> _Stated task_
Each record is to be printed again precisely as it reads.

> _Supplied material_
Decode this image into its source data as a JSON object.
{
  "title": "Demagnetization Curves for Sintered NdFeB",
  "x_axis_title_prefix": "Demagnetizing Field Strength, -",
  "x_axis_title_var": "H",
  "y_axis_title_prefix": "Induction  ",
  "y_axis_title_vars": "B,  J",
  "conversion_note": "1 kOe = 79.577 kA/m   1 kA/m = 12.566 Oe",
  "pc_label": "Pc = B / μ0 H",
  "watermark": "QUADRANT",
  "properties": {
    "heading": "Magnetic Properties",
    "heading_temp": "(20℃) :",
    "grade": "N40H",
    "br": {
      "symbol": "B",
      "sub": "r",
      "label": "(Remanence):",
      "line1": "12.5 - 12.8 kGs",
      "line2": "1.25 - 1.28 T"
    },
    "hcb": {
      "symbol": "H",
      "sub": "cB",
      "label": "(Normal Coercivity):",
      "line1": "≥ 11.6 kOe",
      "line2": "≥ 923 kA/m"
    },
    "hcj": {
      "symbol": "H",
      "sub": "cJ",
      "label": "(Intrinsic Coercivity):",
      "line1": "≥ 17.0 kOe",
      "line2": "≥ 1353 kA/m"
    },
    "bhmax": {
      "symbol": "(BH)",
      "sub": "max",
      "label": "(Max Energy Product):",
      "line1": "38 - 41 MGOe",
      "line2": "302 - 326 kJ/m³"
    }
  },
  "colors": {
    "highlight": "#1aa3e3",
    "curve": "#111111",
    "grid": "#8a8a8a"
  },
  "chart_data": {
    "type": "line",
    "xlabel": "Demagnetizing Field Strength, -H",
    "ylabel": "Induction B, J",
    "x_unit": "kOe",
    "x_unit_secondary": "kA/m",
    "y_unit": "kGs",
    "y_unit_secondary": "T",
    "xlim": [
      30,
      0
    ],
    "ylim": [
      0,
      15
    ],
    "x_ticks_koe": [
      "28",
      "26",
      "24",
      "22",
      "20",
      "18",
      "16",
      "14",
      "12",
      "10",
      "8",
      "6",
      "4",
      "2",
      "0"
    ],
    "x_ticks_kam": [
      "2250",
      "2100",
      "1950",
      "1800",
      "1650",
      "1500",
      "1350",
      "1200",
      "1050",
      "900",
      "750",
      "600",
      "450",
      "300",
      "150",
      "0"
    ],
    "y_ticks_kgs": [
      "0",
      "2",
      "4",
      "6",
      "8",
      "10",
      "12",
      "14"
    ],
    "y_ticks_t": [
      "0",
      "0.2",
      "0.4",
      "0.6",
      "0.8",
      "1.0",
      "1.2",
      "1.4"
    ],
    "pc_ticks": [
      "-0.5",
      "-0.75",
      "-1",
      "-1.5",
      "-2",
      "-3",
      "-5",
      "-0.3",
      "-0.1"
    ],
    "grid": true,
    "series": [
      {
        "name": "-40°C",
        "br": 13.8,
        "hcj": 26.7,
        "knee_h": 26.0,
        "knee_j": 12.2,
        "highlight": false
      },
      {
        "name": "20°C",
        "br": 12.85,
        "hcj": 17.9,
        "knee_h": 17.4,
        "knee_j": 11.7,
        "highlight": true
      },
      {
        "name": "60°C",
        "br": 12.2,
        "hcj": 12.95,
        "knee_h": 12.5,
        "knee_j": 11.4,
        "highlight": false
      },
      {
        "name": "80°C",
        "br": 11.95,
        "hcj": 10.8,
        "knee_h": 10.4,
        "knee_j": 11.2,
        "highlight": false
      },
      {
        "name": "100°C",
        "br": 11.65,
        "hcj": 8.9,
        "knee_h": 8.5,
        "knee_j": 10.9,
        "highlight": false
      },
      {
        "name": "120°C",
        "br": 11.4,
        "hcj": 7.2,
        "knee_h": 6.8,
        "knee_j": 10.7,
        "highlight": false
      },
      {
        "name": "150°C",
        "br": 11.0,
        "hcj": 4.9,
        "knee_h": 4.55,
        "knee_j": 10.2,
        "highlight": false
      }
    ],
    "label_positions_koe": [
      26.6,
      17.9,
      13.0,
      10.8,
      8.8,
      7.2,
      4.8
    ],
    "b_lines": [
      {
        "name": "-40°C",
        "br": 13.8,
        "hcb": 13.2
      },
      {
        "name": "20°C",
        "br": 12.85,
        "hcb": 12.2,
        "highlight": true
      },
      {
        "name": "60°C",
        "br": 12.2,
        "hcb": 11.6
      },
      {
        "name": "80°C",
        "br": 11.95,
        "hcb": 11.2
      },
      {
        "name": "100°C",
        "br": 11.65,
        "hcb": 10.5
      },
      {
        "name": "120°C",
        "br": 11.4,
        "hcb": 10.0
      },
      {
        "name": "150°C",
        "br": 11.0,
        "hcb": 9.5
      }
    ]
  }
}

> _Final answer_
Decode this image into its source data as a JSON object.
{
  "title": "Demagnetization Curves for Sintered NdFeB",
  "x_axis_title_prefix": "Demagnetizing Field Strength, -",
  "x_axis_title_var": "H",
  "y_axis_title_prefix": "Induction  ",
  "y_axis_title_vars": "B,  J",
  "conversion_note": "1 kOe = 79.577 kA/m   1 kA/m = 12.566 Oe",
  "pc_label": "Pc = B / μ0 H",
  "watermark": "QUADRANT",
  "properties": {
    "heading": "Magnetic Properties",
    "heading_temp": "(20℃) :",
    "grade": "N40H",
    "br": {
      "symbol": "B",
      "sub": "r",
      "label": "(Remanence):",
      "line1": "12.5 - 12.8 kGs",
      "line2": "1.25 - 1.28 T"
    },
    "hcb": {
      "symbol": "H",
      "sub": "cB",
      "label": "(Normal Coercivity):",
      "line1": "≥ 11.6 kOe",
      "line2": "≥ 923 kA/m"
    },
    "hcj": {
      "symbol": "H",
      "sub": "cJ",
      "label": "(Intrinsic Coercivity):",
      "line1": "≥ 17.0 kOe",
      "line2": "≥ 1353 kA/m"
    },
    "bhmax": {
      "symbol": "(BH)",
      "sub": "max",
      "label": "(Max Energy Product):",
      "line1": "38 - 41 MGOe",
      "line2": "302 - 326 kJ/m³"
    }
  },
  "colors": {
    "highlight": "#1aa3e3",
    "curve": "#111111",
    "grid": "#8a8a8a"
  },
  "chart_data": {
    "type": "line",
    "xlabel": "Demagnetizing Field Strength, -H",
    "ylabel": "Induction B, J",
    "x_unit": "kOe",
    "x_unit_secondary": "kA/m",
    "y_unit": "kGs",
    "y_unit_secondary": "T",
    "xlim": [
      30,
      0
    ],
    "ylim": [
      0,
      15
    ],
    "x_ticks_koe": [
      "28",
      "26",
      "24",
      "22",
      "20",
      "18",
      "16",
      "14",
      "12",
      "10",
      "8",
      "6",
      "4",
      "2",
      "0"
    ],
    "x_ticks_kam": [
      "2250",
      "2100",
      "1950",
      "1800",
      "1650",
      "1500",
      "1350",
      "1200",
      "1050",
      "900",
      "750",
      "600",
      "450",
      "300",
      "150",
      "0"
    ],
    "y_ticks_kgs": [
      "0",
      "2",
      "4",
      "6",
      "8",
      "10",
      "12",
      "14"
    ],
    "y_ticks_t": [
      "0",
      "0.2",
      "0.4",
      "0.6",
      "0.8",
      "1.0",
      "1.2",
      "1.4"
    ],
    "pc_ticks": [
      "-0.5",
      "-0.75",
      "-1",
      "-1.5",
      "-2",
      "-3",
      "-5",
      "-0.3",
      "-0.1"
    ],
    "grid": true,
    "series": [
      {
        "name": "-40°C",
        "br": 13.8,
        "hcj": 26.7,
        "knee_h": 26.0,
        "knee_j": 12.2,
        "highlight": false
      },
      {
        "name": "20°C",
        "br": 12.85,
        "hcj": 17.9,
        "knee_h": 17.4,
        "knee_j": 11.7,
        "highlight": true
      },
      {
        "name": "60°C",
        "br": 12.2,
        "hcj": 12.95,
        "knee_h": 12.5,
        "knee_j": 11.4,
        "highlight": false
      },
      {
        "name": "80°C",
        "br": 11.95,
        "hcj": 10.8,
        "knee_h": 10.4,
        "knee_j": 11.2,
        "highlight": false
      },
      {
        "name": "100°C",
        "br": 11.65,
        "hcj": 8.9,
        "knee_h": 8.5,
        "knee_j": 10.9,
        "highlight": false
      },
      {
        "name": "120°C",
        "br": 11.4,
        "hcj": 7.2,
        "knee_h": 6.8,
        "knee_j": 10.7,
        "highlight": false
      },
      {
        "name": "150°C",
        "br": 11.0,
        "hcj": 4.9,
        "knee_h": 4.55,
        "knee_j": 10.2,
        "highlight": false
      }
    ],
    "label_positions_koe": [
      26.6,
      17.9,
      13.0,
      10.8,
      8.8,
      7.2,
      4.8
    ],
    "b_lines": [
      {
        "name": "-40°C",
        "br": 13.8,
        "hcb": 13.2
      },
      {
        "name": "20°C",
        "br": 12.85,
        "hcb": 12.2,
        "highlight": true
      },
      {
        "name": "60°C",
        "br": 12.2,
        "hcb": 11.6
      },
      {
        "name": "80°C",
        "br": 11.95,
        "hcb": 11.2
      },
      {
        "name": "100°C",
        "br": 11.65,
        "hcb": 10.5
      },
      {
        "name": "120°C",
        "br": 11.4,
        "hcb": 10.0
      },
      {
        "name": "150°C",
        "br": 11.0,
        "hcb": 9.5
      }
    ]
  }
}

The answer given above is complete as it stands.